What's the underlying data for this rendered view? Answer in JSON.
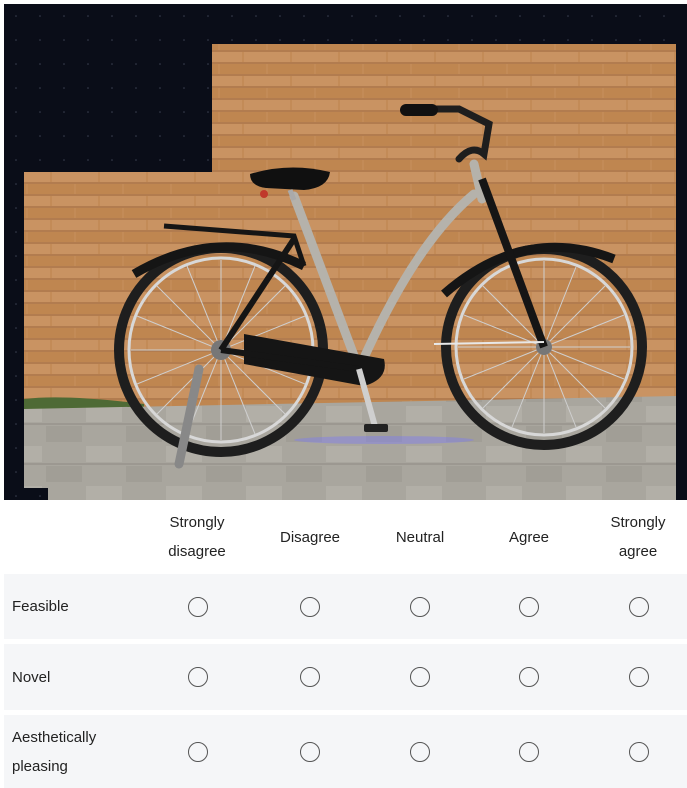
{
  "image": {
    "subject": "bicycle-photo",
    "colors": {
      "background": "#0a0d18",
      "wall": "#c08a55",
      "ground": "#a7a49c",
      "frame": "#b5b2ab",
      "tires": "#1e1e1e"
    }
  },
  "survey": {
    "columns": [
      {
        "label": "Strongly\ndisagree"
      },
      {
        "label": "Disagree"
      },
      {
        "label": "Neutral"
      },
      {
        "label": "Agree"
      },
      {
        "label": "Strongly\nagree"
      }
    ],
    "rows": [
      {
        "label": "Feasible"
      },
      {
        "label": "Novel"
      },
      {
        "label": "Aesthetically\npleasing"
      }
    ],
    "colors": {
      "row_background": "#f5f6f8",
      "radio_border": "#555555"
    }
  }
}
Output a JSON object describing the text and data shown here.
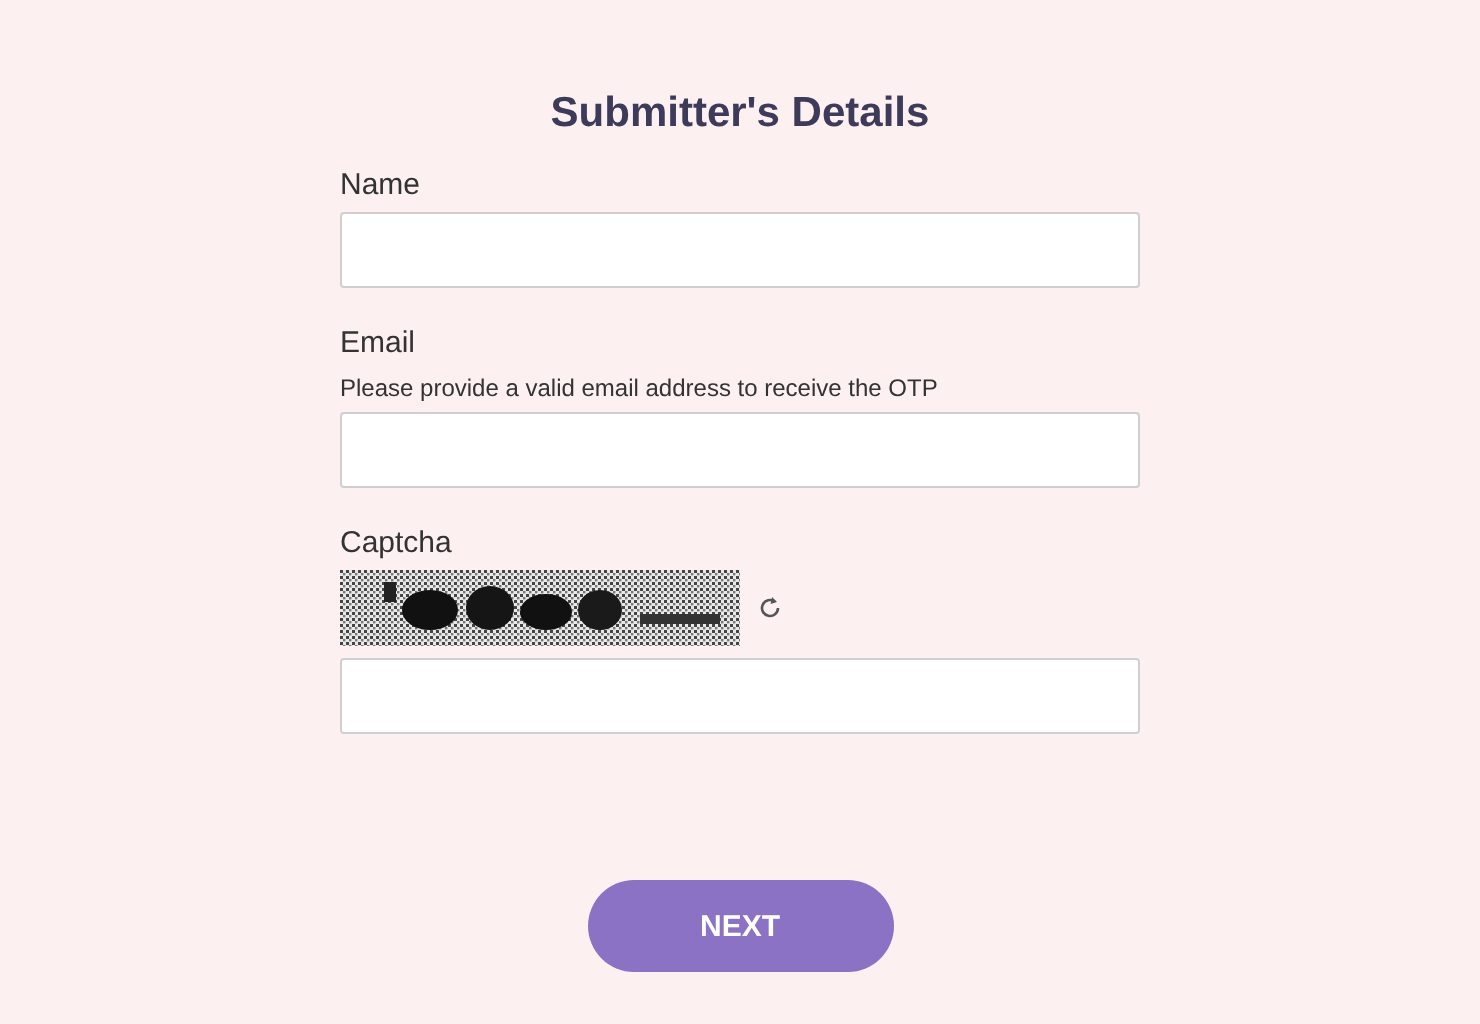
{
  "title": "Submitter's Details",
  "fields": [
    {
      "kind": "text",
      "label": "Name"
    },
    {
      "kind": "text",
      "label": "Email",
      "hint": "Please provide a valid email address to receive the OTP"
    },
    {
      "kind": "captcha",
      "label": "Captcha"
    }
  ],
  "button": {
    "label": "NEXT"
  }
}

● **Challenge**
Every record gets retyped exactly; no picture goes into the copy.

● **Response**
What's the underlying data for this rendered view? Answer in JSON.
{
  "image": {
    "subject": "bicycle-photo",
    "colors": {
      "background": "#0a0d18",
      "wall": "#c08a55",
      "ground": "#a7a49c",
      "frame": "#b5b2ab",
      "tires": "#1e1e1e"
    }
  },
  "survey": {
    "columns": [
      {
        "label": "Strongly\ndisagree"
      },
      {
        "label": "Disagree"
      },
      {
        "label": "Neutral"
      },
      {
        "label": "Agree"
      },
      {
        "label": "Strongly\nagree"
      }
    ],
    "rows": [
      {
        "label": "Feasible"
      },
      {
        "label": "Novel"
      },
      {
        "label": "Aesthetically\npleasing"
      }
    ],
    "colors": {
      "row_background": "#f5f6f8",
      "radio_border": "#555555"
    }
  }
}
Output a JSON object describing the text and data shown here.
{
  "title": "Submitter's Details",
  "fields": [
    {
      "kind": "text",
      "label": "Name"
    },
    {
      "kind": "text",
      "label": "Email",
      "hint": "Please provide a valid email address to receive the OTP"
    },
    {
      "kind": "captcha",
      "label": "Captcha"
    }
  ],
  "button": {
    "label": "NEXT"
  }
}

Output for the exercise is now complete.